_Set task_
In the material below, find every line with "Recording" and pull it out.

_Stored data entries_
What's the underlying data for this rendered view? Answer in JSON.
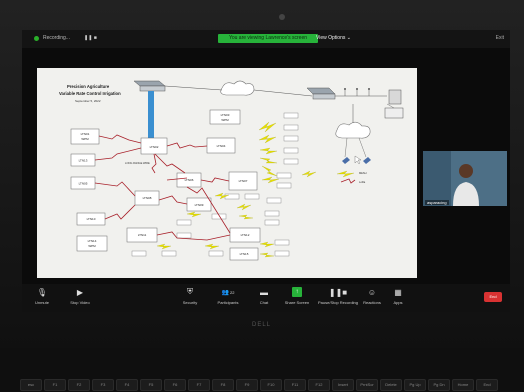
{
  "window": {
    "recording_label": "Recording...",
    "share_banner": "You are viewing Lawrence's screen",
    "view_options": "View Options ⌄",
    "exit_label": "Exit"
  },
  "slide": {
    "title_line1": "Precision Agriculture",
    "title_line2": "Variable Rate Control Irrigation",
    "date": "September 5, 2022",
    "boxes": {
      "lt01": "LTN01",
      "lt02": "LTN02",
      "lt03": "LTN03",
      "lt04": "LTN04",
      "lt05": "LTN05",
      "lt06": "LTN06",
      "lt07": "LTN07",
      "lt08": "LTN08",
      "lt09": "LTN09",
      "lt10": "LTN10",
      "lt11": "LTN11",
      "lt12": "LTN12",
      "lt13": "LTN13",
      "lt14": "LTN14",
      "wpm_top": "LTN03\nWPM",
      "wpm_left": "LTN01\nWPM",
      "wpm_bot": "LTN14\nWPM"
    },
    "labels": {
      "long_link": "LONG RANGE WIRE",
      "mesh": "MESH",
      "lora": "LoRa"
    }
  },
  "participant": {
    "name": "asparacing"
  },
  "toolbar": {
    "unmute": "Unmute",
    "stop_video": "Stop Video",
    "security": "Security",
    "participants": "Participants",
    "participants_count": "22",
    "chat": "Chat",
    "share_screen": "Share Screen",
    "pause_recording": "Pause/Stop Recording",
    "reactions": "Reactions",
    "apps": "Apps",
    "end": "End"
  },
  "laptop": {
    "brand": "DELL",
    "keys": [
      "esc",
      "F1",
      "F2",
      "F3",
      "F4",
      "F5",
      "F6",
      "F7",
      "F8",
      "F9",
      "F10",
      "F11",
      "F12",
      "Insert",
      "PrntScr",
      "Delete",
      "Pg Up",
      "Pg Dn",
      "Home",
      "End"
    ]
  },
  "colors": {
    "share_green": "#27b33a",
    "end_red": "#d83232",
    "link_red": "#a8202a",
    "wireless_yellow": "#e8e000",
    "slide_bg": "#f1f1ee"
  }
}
...
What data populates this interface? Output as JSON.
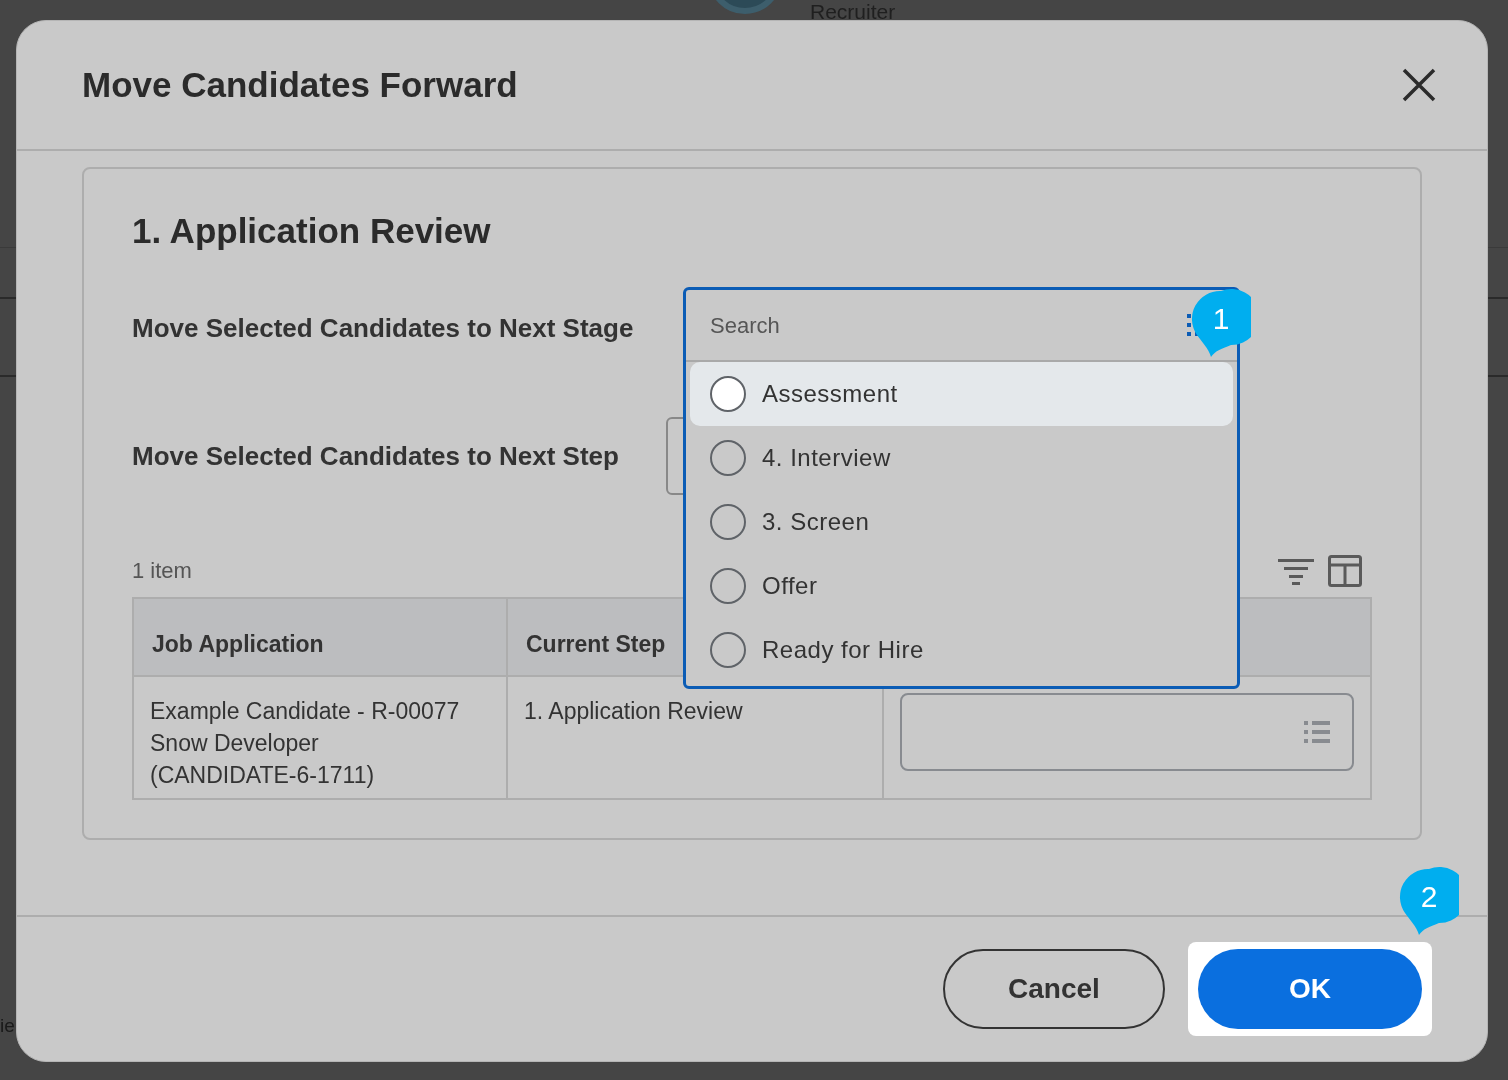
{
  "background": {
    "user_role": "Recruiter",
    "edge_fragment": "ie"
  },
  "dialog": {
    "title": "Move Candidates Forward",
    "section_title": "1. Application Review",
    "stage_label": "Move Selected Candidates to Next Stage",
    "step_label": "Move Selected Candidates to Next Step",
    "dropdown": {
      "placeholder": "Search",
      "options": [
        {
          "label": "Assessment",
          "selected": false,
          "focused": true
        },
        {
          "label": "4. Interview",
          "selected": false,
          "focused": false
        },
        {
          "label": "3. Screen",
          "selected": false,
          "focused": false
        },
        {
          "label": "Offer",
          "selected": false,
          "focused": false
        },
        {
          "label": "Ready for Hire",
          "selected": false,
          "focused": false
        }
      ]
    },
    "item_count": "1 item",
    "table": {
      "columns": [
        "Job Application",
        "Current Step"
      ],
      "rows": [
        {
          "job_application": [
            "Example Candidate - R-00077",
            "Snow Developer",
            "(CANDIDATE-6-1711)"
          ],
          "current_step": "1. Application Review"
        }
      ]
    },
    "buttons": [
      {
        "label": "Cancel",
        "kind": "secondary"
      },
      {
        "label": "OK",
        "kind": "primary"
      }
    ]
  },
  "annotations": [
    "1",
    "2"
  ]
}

_Response for this exercise_
    "recording_label": "Recording...",
    "pause_recording": "Pause/Stop Recording",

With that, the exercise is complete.